Show every line in the records below that contains the word "Escuela".

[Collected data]

━━━━━━━━━━━━━━━━

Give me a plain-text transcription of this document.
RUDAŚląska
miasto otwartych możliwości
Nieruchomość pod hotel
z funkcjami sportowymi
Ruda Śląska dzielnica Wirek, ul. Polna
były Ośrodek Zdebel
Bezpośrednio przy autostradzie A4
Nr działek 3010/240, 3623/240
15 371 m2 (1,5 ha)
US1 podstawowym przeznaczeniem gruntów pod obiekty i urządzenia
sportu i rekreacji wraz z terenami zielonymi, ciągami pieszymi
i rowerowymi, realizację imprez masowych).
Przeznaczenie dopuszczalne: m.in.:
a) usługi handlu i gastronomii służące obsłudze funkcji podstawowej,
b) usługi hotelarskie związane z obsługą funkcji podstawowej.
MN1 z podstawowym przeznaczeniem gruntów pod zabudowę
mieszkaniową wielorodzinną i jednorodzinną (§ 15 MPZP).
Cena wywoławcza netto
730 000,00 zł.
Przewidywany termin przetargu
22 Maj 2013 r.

━━━━━━━━━━━━━━━━

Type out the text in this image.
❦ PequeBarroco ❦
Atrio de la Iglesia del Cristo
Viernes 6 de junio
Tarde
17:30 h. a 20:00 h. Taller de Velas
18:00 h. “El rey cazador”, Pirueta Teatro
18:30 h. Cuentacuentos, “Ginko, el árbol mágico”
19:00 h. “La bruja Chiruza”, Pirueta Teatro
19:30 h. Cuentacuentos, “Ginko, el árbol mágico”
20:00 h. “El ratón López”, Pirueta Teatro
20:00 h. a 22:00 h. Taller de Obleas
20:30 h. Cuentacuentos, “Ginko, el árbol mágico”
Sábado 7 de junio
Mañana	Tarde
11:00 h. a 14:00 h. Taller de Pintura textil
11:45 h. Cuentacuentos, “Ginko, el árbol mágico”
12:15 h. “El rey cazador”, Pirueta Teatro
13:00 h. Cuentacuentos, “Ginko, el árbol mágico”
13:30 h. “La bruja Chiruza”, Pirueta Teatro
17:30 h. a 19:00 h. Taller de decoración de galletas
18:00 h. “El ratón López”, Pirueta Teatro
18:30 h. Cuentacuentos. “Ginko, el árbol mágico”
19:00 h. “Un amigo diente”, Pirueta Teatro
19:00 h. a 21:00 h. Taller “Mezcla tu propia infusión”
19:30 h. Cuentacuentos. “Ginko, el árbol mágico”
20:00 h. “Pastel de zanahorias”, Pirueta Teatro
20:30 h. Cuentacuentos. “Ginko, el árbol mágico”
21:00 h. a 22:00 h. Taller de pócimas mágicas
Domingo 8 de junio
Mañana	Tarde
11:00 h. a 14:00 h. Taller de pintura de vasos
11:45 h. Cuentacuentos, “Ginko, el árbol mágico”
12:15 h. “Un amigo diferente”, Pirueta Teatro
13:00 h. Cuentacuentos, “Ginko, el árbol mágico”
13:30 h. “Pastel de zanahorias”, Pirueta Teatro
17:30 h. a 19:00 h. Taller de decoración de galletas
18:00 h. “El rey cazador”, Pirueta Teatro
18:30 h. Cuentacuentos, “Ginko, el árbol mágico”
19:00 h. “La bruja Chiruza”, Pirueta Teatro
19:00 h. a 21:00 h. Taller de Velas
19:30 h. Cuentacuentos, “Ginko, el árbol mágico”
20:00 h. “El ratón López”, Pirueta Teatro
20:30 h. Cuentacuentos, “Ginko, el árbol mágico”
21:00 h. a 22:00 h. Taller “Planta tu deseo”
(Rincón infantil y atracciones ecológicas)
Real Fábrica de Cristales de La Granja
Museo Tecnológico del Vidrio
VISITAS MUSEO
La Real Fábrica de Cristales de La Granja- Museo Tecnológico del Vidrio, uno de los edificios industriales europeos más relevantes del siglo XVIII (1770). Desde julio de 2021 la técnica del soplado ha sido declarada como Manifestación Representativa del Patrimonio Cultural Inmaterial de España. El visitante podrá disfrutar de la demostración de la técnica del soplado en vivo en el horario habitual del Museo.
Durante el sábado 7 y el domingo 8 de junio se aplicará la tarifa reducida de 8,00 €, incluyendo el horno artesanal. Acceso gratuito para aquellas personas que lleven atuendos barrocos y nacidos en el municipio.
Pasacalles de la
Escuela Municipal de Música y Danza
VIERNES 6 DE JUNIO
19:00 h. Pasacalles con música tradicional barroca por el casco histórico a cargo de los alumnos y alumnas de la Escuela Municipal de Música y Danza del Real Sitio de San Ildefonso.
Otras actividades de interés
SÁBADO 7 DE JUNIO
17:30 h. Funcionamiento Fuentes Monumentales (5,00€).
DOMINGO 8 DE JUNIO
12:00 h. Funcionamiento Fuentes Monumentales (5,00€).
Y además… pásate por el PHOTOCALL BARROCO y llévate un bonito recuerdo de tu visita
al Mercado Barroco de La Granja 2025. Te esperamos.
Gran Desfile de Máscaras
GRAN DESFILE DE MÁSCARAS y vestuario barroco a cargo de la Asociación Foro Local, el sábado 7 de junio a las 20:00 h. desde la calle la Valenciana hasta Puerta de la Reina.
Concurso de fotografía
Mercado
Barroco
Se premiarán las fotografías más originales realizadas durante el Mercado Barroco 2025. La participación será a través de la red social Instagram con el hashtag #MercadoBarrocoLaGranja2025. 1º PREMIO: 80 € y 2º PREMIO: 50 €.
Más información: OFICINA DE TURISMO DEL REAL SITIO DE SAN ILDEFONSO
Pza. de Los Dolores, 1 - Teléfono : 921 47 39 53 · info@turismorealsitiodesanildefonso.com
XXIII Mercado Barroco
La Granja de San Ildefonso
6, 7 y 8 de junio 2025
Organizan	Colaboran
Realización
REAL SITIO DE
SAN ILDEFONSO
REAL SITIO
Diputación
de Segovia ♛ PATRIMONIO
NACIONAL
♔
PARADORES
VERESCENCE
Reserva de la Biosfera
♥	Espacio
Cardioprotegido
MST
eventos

━━━━━━━━━━━━━━━━

- Solved problem:
Escuela Municipal de Música y Danza
19:00 h. Pasacalles con música tradicional barroca por el casco histórico a cargo de los alumnos y alumnas de la Escuela Municipal de Música y Danza del Real Sitio de San Ildefonso.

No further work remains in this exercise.